**Set exercise:**
Return each line of the material verbatim.
:: Stored rows ::
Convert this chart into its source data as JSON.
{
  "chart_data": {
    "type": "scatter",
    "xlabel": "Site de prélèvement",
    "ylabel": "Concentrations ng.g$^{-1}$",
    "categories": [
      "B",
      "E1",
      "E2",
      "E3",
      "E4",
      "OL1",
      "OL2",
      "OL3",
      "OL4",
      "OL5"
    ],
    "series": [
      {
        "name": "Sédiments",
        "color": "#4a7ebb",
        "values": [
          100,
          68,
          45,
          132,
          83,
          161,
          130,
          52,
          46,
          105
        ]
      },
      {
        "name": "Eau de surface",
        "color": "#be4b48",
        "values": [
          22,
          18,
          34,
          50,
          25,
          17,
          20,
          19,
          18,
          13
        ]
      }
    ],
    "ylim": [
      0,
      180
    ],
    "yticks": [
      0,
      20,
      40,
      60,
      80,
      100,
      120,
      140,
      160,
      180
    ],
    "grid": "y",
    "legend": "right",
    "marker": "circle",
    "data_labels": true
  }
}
:::
**Response:**
Convert this chart into its source data as JSON.
{
  "chart_data": {
    "type": "scatter",
    "xlabel": "Site de prélèvement",
    "ylabel": "Concentrations ng.g$^{-1}$",
    "categories": [
      "B",
      "E1",
      "E2",
      "E3",
      "E4",
      "OL1",
      "OL2",
      "OL3",
      "OL4",
      "OL5"
    ],
    "series": [
      {
        "name": "Sédiments",
        "color": "#4a7ebb",
        "values": [
          100,
          68,
          45,
          132,
          83,
          161,
          130,
          52,
          46,
          105
        ]
      },
      {
        "name": "Eau de surface",
        "color": "#be4b48",
        "values": [
          22,
          18,
          34,
          50,
          25,
          17,
          20,
          19,
          18,
          13
        ]
      }
    ],
    "ylim": [
      0,
      180
    ],
    "yticks": [
      0,
      20,
      40,
      60,
      80,
      100,
      120,
      140,
      160,
      180
    ],
    "grid": "y",
    "legend": "right",
    "marker": "circle",
    "data_labels": true
  }
}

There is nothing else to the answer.